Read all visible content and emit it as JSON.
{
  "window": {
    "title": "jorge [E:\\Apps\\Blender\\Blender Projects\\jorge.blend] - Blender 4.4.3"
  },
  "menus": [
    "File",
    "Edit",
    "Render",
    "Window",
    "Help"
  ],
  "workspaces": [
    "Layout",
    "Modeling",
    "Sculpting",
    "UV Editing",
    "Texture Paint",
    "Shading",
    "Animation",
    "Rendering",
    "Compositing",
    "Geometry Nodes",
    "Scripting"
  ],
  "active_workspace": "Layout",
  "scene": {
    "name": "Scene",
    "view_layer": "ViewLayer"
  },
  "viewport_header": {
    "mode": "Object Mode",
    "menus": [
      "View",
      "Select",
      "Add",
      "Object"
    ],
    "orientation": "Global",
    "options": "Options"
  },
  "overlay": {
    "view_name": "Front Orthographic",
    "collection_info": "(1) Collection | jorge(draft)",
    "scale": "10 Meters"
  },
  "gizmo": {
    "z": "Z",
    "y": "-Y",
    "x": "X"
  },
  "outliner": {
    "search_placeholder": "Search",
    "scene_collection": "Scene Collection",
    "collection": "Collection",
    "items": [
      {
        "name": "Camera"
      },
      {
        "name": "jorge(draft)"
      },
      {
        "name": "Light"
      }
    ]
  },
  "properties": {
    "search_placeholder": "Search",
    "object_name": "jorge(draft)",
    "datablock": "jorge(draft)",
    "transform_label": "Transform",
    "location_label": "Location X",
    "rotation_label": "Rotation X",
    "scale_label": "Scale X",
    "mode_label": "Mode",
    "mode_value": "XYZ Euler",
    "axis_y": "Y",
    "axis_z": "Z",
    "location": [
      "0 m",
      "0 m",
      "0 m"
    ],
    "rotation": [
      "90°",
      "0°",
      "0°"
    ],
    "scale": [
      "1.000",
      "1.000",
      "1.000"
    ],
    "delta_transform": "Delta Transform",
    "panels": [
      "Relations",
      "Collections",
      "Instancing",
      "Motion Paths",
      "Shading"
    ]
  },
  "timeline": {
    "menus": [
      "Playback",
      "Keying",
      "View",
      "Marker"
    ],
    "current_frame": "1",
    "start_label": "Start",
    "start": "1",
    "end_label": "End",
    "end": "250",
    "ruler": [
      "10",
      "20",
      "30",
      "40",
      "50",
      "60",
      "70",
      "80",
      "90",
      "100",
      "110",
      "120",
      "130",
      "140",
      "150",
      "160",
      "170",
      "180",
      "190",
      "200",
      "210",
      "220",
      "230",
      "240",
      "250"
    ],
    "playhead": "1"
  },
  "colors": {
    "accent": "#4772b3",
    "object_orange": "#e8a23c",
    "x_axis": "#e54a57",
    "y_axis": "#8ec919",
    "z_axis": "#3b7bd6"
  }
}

++++++

_GOAL OF THE EXERCISE:_ Copy each line of the data exactly, leaving nothing out.

_CORRECT OUTPUT:_
Read all visible content and emit it as JSON.
{
  "window": {
    "title": "jorge [E:\\Apps\\Blender\\Blender Projects\\jorge.blend] - Blender 4.4.3"
  },
  "menus": [
    "File",
    "Edit",
    "Render",
    "Window",
    "Help"
  ],
  "workspaces": [
    "Layout",
    "Modeling",
    "Sculpting",
    "UV Editing",
    "Texture Paint",
    "Shading",
    "Animation",
    "Rendering",
    "Compositing",
    "Geometry Nodes",
    "Scripting"
  ],
  "active_workspace": "Layout",
  "scene": {
    "name": "Scene",
    "view_layer": "ViewLayer"
  },
  "viewport_header": {
    "mode": "Object Mode",
    "menus": [
      "View",
      "Select",
      "Add",
      "Object"
    ],
    "orientation": "Global",
    "options": "Options"
  },
  "overlay": {
    "view_name": "Front Orthographic",
    "collection_info": "(1) Collection | jorge(draft)",
    "scale": "10 Meters"
  },
  "gizmo": {
    "z": "Z",
    "y": "-Y",
    "x": "X"
  },
  "outliner": {
    "search_placeholder": "Search",
    "scene_collection": "Scene Collection",
    "collection": "Collection",
    "items": [
      {
        "name": "Camera"
      },
      {
        "name": "jorge(draft)"
      },
      {
        "name": "Light"
      }
    ]
  },
  "properties": {
    "search_placeholder": "Search",
    "object_name": "jorge(draft)",
    "datablock": "jorge(draft)",
    "transform_label": "Transform",
    "location_label": "Location X",
    "rotation_label": "Rotation X",
    "scale_label": "Scale X",
    "mode_label": "Mode",
    "mode_value": "XYZ Euler",
    "axis_y": "Y",
    "axis_z": "Z",
    "location": [
      "0 m",
      "0 m",
      "0 m"
    ],
    "rotation": [
      "90°",
      "0°",
      "0°"
    ],
    "scale": [
      "1.000",
      "1.000",
      "1.000"
    ],
    "delta_transform": "Delta Transform",
    "panels": [
      "Relations",
      "Collections",
      "Instancing",
      "Motion Paths",
      "Shading"
    ]
  },
  "timeline": {
    "menus": [
      "Playback",
      "Keying",
      "View",
      "Marker"
    ],
    "current_frame": "1",
    "start_label": "Start",
    "start": "1",
    "end_label": "End",
    "end": "250",
    "ruler": [
      "10",
      "20",
      "30",
      "40",
      "50",
      "60",
      "70",
      "80",
      "90",
      "100",
      "110",
      "120",
      "130",
      "140",
      "150",
      "160",
      "170",
      "180",
      "190",
      "200",
      "210",
      "220",
      "230",
      "240",
      "250"
    ],
    "playhead": "1"
  },
  "colors": {
    "accent": "#4772b3",
    "object_orange": "#e8a23c",
    "x_axis": "#e54a57",
    "y_axis": "#8ec919",
    "z_axis": "#3b7bd6"
  }
}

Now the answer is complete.